-- Task prompt --
Can you find the lines of the listing that include "label" and copy every one?

[start of Excerpted data]

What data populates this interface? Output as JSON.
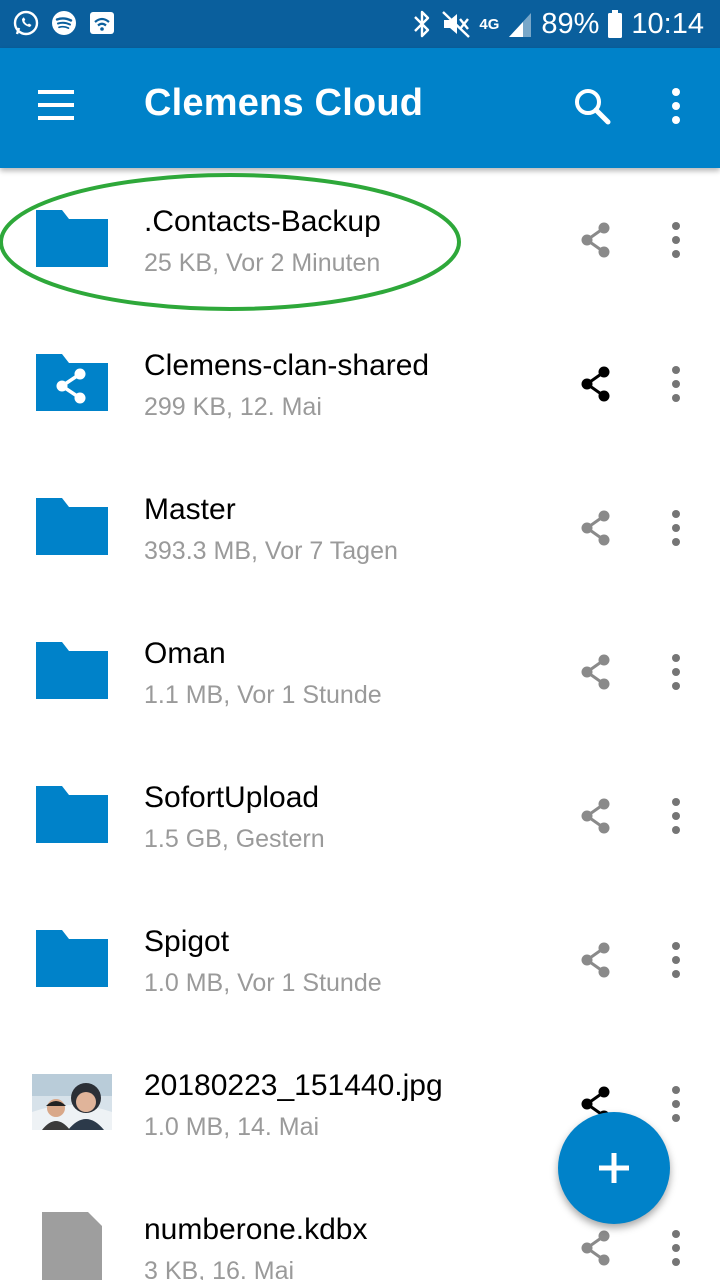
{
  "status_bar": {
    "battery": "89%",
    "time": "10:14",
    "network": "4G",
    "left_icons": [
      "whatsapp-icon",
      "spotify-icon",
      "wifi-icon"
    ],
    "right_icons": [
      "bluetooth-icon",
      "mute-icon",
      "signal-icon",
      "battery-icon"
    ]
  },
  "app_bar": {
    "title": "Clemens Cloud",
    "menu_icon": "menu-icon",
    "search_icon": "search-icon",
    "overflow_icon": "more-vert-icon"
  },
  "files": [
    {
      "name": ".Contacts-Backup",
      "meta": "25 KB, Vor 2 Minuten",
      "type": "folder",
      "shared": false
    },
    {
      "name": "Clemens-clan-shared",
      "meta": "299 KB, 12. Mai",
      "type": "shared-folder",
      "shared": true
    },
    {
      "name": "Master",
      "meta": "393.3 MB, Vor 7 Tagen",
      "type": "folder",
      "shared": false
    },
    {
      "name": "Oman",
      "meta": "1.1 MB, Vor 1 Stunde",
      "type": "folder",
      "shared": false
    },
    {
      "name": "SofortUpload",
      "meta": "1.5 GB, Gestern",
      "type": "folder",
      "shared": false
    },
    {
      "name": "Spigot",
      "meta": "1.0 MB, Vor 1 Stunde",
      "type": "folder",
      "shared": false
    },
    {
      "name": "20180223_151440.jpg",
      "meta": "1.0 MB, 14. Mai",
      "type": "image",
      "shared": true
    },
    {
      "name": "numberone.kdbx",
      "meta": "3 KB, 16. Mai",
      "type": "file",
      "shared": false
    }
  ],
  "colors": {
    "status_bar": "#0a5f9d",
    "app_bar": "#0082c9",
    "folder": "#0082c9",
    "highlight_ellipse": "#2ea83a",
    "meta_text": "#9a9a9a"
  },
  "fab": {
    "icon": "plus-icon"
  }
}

[end of Excerpted data]
[start of Excerpted data]

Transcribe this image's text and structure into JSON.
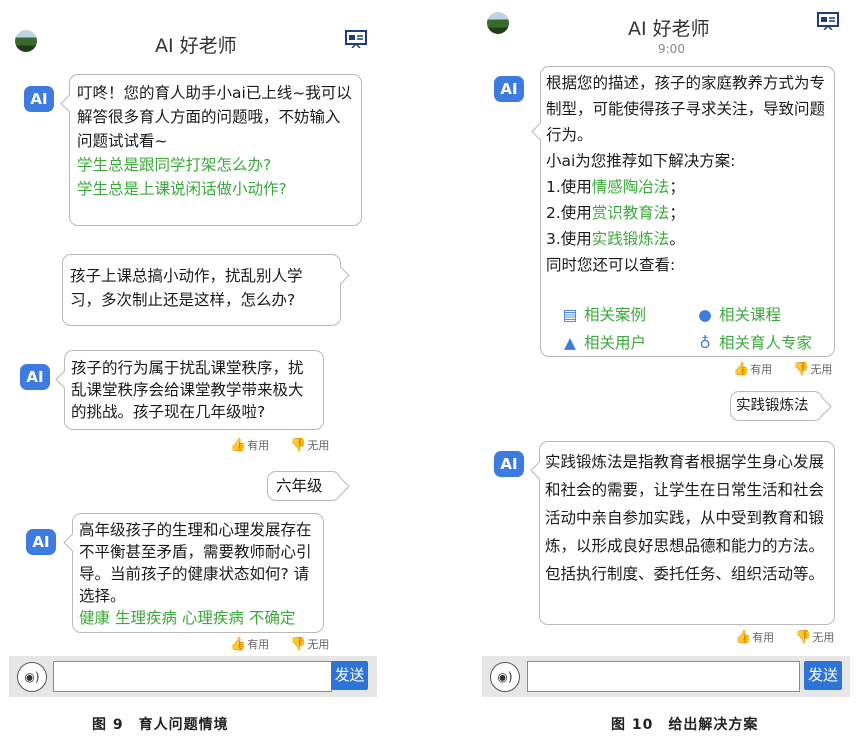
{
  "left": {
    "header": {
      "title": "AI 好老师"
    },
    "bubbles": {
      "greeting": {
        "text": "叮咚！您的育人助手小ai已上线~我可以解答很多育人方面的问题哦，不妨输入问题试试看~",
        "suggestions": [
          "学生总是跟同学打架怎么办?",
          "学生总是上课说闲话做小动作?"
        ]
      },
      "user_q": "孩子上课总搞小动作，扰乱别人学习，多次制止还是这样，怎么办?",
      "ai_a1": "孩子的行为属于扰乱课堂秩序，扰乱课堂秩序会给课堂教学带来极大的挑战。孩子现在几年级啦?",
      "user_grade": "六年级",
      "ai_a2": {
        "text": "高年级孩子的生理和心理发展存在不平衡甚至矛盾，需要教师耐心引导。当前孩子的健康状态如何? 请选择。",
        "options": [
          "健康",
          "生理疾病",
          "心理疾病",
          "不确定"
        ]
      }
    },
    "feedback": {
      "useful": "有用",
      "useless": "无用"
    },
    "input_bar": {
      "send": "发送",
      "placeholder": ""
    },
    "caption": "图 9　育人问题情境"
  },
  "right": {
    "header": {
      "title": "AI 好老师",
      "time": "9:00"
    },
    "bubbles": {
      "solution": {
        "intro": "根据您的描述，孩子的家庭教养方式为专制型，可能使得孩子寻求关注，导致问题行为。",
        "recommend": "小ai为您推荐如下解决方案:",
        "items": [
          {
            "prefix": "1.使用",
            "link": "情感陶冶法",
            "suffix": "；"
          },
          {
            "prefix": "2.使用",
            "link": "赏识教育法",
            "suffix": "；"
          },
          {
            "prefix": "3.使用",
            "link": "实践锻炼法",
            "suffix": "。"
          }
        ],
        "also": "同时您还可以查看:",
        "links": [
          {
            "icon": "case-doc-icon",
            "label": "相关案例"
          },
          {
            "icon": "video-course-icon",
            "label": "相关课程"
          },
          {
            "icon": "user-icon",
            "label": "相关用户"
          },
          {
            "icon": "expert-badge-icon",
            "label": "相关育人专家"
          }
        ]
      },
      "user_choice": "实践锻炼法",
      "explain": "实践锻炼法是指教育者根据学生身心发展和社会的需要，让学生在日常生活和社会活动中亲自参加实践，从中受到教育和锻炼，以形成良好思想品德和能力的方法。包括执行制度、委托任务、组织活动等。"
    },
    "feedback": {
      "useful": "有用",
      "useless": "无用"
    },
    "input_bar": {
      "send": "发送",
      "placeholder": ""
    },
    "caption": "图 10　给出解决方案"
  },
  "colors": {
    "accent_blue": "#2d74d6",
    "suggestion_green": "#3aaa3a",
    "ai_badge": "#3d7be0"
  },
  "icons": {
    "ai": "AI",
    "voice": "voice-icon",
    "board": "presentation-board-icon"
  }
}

[end of Excerpted data]

-- Complete output --
            "label": "相关案例"
            "label": "相关课程"
            "label": "相关用户"
            "label": "相关育人专家"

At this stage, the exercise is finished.